** Short exercise **
Quote the entries that follow exactly, leaving none out.

********

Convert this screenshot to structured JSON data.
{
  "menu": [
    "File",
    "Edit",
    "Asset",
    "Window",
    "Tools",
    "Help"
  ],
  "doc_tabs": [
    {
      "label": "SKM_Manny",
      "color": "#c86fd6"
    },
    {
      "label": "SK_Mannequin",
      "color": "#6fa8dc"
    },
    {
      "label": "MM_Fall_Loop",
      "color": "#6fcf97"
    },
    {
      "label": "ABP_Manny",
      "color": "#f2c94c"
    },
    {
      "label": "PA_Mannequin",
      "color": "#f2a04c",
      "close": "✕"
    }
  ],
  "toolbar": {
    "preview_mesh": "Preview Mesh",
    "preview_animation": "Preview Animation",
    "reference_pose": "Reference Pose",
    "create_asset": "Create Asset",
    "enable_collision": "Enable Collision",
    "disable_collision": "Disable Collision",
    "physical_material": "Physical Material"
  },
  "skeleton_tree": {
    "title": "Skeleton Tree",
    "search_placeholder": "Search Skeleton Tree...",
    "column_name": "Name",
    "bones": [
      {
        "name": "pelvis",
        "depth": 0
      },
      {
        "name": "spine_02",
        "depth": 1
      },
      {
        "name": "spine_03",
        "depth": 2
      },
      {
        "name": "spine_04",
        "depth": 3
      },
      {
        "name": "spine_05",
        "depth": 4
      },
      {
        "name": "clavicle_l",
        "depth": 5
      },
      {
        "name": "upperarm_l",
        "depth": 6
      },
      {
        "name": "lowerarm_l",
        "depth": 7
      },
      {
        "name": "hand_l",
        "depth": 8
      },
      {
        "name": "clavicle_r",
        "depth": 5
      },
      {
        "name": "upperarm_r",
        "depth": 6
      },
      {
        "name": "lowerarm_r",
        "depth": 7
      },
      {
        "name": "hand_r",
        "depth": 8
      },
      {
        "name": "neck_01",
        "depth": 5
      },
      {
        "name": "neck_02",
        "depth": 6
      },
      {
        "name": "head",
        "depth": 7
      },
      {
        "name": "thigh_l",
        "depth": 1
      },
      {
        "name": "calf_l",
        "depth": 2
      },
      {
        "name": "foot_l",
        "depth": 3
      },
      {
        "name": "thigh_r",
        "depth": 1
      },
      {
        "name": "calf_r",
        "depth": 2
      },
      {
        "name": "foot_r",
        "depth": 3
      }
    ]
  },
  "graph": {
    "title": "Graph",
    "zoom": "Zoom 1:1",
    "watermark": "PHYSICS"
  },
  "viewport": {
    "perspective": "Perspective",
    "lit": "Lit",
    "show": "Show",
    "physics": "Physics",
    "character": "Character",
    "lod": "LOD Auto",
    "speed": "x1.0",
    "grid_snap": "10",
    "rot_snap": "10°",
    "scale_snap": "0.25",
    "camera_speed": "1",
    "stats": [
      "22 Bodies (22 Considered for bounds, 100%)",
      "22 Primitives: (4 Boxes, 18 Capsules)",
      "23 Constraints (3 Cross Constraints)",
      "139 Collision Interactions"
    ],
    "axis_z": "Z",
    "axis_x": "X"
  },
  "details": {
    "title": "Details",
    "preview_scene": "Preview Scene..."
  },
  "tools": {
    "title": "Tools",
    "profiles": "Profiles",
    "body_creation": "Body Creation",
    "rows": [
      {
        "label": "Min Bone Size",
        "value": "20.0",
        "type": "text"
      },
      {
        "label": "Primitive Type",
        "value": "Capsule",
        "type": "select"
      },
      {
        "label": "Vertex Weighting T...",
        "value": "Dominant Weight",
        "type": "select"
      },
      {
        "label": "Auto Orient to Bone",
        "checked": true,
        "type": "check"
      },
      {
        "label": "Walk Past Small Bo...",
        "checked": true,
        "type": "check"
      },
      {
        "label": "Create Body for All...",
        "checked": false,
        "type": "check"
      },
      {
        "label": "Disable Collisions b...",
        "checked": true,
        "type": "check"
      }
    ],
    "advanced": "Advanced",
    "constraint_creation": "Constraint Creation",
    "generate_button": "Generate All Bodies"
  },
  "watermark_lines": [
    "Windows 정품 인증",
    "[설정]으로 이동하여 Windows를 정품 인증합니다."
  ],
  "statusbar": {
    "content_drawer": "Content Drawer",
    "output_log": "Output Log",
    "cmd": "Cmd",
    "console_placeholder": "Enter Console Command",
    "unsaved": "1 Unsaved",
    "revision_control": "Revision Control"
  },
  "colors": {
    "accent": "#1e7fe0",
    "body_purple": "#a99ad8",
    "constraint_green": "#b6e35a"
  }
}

********

** Written response **
Convert this screenshot to structured JSON data.
{
  "menu": [
    "File",
    "Edit",
    "Asset",
    "Window",
    "Tools",
    "Help"
  ],
  "doc_tabs": [
    {
      "label": "SKM_Manny",
      "color": "#c86fd6"
    },
    {
      "label": "SK_Mannequin",
      "color": "#6fa8dc"
    },
    {
      "label": "MM_Fall_Loop",
      "color": "#6fcf97"
    },
    {
      "label": "ABP_Manny",
      "color": "#f2c94c"
    },
    {
      "label": "PA_Mannequin",
      "color": "#f2a04c",
      "close": "✕"
    }
  ],
  "toolbar": {
    "preview_mesh": "Preview Mesh",
    "preview_animation": "Preview Animation",
    "reference_pose": "Reference Pose",
    "create_asset": "Create Asset",
    "enable_collision": "Enable Collision",
    "disable_collision": "Disable Collision",
    "physical_material": "Physical Material"
  },
  "skeleton_tree": {
    "title": "Skeleton Tree",
    "search_placeholder": "Search Skeleton Tree...",
    "column_name": "Name",
    "bones": [
      {
        "name": "pelvis",
        "depth": 0
      },
      {
        "name": "spine_02",
        "depth": 1
      },
      {
        "name": "spine_03",
        "depth": 2
      },
      {
        "name": "spine_04",
        "depth": 3
      },
      {
        "name": "spine_05",
        "depth": 4
      },
      {
        "name": "clavicle_l",
        "depth": 5
      },
      {
        "name": "upperarm_l",
        "depth": 6
      },
      {
        "name": "lowerarm_l",
        "depth": 7
      },
      {
        "name": "hand_l",
        "depth": 8
      },
      {
        "name": "clavicle_r",
        "depth": 5
      },
      {
        "name": "upperarm_r",
        "depth": 6
      },
      {
        "name": "lowerarm_r",
        "depth": 7
      },
      {
        "name": "hand_r",
        "depth": 8
      },
      {
        "name": "neck_01",
        "depth": 5
      },
      {
        "name": "neck_02",
        "depth": 6
      },
      {
        "name": "head",
        "depth": 7
      },
      {
        "name": "thigh_l",
        "depth": 1
      },
      {
        "name": "calf_l",
        "depth": 2
      },
      {
        "name": "foot_l",
        "depth": 3
      },
      {
        "name": "thigh_r",
        "depth": 1
      },
      {
        "name": "calf_r",
        "depth": 2
      },
      {
        "name": "foot_r",
        "depth": 3
      }
    ]
  },
  "graph": {
    "title": "Graph",
    "zoom": "Zoom 1:1",
    "watermark": "PHYSICS"
  },
  "viewport": {
    "perspective": "Perspective",
    "lit": "Lit",
    "show": "Show",
    "physics": "Physics",
    "character": "Character",
    "lod": "LOD Auto",
    "speed": "x1.0",
    "grid_snap": "10",
    "rot_snap": "10°",
    "scale_snap": "0.25",
    "camera_speed": "1",
    "stats": [
      "22 Bodies (22 Considered for bounds, 100%)",
      "22 Primitives: (4 Boxes, 18 Capsules)",
      "23 Constraints (3 Cross Constraints)",
      "139 Collision Interactions"
    ],
    "axis_z": "Z",
    "axis_x": "X"
  },
  "details": {
    "title": "Details",
    "preview_scene": "Preview Scene..."
  },
  "tools": {
    "title": "Tools",
    "profiles": "Profiles",
    "body_creation": "Body Creation",
    "rows": [
      {
        "label": "Min Bone Size",
        "value": "20.0",
        "type": "text"
      },
      {
        "label": "Primitive Type",
        "value": "Capsule",
        "type": "select"
      },
      {
        "label": "Vertex Weighting T...",
        "value": "Dominant Weight",
        "type": "select"
      },
      {
        "label": "Auto Orient to Bone",
        "checked": true,
        "type": "check"
      },
      {
        "label": "Walk Past Small Bo...",
        "checked": true,
        "type": "check"
      },
      {
        "label": "Create Body for All...",
        "checked": false,
        "type": "check"
      },
      {
        "label": "Disable Collisions b...",
        "checked": true,
        "type": "check"
      }
    ],
    "advanced": "Advanced",
    "constraint_creation": "Constraint Creation",
    "generate_button": "Generate All Bodies"
  },
  "watermark_lines": [
    "Windows 정품 인증",
    "[설정]으로 이동하여 Windows를 정품 인증합니다."
  ],
  "statusbar": {
    "content_drawer": "Content Drawer",
    "output_log": "Output Log",
    "cmd": "Cmd",
    "console_placeholder": "Enter Console Command",
    "unsaved": "1 Unsaved",
    "revision_control": "Revision Control"
  },
  "colors": {
    "accent": "#1e7fe0",
    "body_purple": "#a99ad8",
    "constraint_green": "#b6e35a"
  }
}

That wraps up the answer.